Exercise brief
Pick out the lines below with "label" and list them.

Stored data
>> begin
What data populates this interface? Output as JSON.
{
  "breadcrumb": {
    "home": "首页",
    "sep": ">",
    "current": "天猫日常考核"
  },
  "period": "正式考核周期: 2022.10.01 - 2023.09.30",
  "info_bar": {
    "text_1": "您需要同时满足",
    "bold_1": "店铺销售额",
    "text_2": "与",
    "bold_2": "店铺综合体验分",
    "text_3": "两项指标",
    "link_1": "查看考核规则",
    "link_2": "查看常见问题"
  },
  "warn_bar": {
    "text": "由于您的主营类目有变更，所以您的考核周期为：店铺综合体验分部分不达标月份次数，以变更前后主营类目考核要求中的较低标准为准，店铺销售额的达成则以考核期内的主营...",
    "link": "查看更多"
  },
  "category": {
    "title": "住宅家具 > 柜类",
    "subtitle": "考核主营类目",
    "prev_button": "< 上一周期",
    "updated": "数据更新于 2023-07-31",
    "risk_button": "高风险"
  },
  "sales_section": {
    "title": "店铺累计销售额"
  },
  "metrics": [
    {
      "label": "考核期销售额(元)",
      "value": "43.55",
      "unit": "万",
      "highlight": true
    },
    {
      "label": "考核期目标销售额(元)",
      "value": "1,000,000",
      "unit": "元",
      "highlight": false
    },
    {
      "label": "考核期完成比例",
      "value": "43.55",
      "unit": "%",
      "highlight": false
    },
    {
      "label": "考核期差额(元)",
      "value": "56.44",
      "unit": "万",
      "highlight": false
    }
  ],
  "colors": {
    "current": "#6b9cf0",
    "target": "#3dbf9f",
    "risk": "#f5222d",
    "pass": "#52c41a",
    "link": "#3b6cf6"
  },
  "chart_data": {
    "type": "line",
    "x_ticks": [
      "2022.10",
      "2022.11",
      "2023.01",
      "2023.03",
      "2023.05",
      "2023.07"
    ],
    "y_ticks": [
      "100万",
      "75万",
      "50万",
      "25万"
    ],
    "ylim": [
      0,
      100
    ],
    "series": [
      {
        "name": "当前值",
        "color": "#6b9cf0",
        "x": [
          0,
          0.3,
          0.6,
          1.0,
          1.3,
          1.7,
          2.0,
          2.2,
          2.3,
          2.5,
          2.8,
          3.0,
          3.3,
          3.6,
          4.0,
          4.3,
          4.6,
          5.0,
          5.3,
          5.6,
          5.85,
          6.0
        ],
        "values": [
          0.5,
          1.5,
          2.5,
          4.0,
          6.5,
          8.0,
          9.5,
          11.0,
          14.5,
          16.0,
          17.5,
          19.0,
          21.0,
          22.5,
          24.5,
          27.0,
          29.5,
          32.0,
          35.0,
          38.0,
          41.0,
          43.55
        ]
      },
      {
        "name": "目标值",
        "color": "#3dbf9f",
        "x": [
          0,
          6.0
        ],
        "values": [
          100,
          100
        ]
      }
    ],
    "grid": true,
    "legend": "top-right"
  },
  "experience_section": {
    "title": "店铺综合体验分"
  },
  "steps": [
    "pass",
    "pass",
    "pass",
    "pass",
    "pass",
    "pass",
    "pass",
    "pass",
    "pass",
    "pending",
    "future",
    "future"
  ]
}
>> end
Problem solution
      "label": "考核期销售额(元)",
      "label": "考核期目标销售额(元)",
      "label": "考核期完成比例",
      "label": "考核期差额(元)",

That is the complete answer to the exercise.